--- TASK MATERIAL ---

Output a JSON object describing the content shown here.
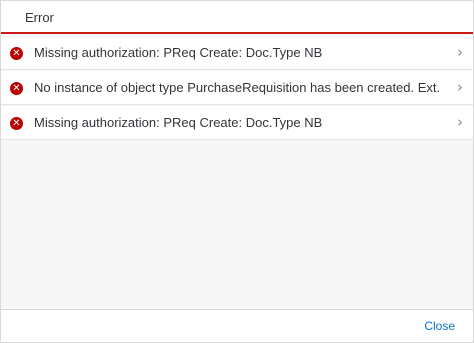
{
  "dialog": {
    "title": "Error",
    "close_label": "Close"
  },
  "messages": [
    {
      "icon": "error-icon",
      "text": "Missing authorization: PReq Create: Doc.Type NB"
    },
    {
      "icon": "error-icon",
      "text": "No instance of object type PurchaseRequisition has been created. Ext..."
    },
    {
      "icon": "error-icon",
      "text": "Missing authorization: PReq Create: Doc.Type NB"
    }
  ],
  "colors": {
    "error": "#bb0000",
    "header_underline": "#cc1919",
    "link": "#0a6ed1"
  }
}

---

» WHAT YOU HAVE TO DO
Lines from the records above that hold "object" are the ones to list.

» ANSWER TO THIS EXERCISE
Output a JSON object describing the content shown here.
      "text": "No instance of object type PurchaseRequisition has been created. Ext..."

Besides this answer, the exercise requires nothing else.